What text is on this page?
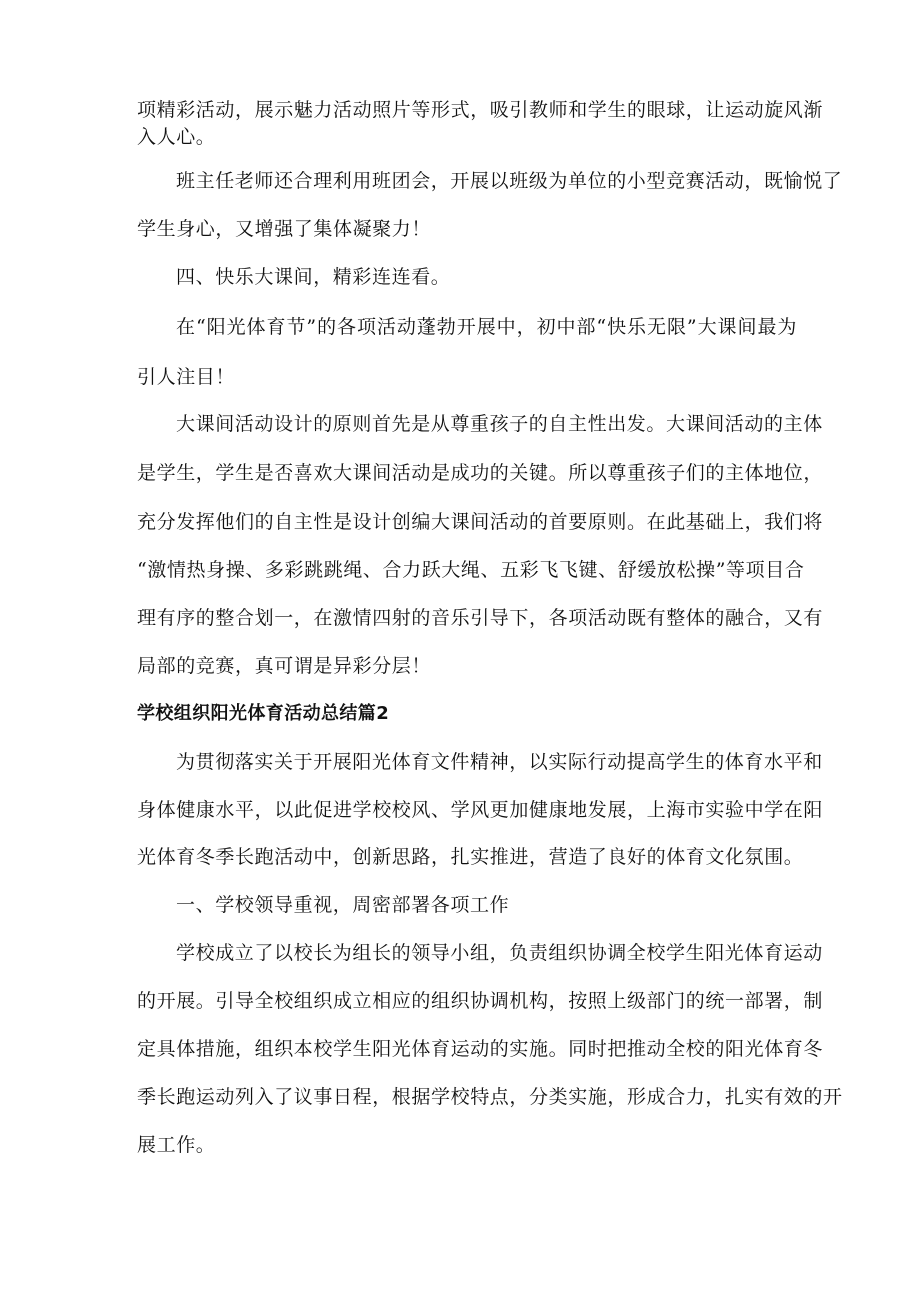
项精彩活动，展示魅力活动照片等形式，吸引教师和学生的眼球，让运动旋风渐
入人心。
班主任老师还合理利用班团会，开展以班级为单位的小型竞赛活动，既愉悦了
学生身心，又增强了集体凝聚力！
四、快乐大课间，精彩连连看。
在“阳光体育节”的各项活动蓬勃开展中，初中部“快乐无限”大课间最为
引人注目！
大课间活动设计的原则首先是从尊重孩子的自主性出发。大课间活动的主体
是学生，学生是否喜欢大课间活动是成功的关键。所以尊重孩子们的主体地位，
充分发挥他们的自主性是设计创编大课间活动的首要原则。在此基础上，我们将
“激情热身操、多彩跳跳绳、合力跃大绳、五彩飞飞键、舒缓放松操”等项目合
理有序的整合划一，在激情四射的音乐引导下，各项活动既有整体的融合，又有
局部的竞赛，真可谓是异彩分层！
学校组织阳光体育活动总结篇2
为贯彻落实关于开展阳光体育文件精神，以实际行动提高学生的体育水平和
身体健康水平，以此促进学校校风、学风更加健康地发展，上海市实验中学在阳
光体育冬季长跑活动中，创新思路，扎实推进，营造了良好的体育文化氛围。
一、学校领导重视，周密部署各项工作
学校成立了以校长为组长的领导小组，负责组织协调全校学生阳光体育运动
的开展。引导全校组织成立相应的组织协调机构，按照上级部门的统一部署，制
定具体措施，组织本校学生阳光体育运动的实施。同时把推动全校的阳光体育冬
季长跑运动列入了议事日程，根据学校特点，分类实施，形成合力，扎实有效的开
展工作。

• • • •

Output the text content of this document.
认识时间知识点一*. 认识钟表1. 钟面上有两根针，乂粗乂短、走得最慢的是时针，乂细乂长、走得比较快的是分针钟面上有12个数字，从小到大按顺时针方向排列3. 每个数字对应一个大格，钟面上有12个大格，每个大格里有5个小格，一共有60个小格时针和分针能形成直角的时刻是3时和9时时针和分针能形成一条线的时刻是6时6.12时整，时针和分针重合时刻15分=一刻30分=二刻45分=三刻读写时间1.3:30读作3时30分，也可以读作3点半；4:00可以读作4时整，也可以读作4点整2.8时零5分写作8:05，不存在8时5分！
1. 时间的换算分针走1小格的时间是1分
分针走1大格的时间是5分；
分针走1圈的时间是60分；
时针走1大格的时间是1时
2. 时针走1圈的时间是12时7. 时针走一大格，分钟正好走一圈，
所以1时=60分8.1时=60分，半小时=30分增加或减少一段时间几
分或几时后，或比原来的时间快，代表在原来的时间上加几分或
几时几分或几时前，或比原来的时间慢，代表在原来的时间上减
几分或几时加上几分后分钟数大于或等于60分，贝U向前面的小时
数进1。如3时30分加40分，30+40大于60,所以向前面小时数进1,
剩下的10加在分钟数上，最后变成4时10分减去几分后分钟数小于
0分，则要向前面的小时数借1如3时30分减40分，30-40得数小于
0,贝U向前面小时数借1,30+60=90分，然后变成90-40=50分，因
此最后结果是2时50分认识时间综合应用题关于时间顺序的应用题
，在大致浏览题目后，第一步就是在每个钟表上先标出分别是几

• • • •

* WHAT IS BEING ASKED
Work out how many lines in the records above contain the word "text", and give only that number.

* SOLUTION TO THE EXERCISE
2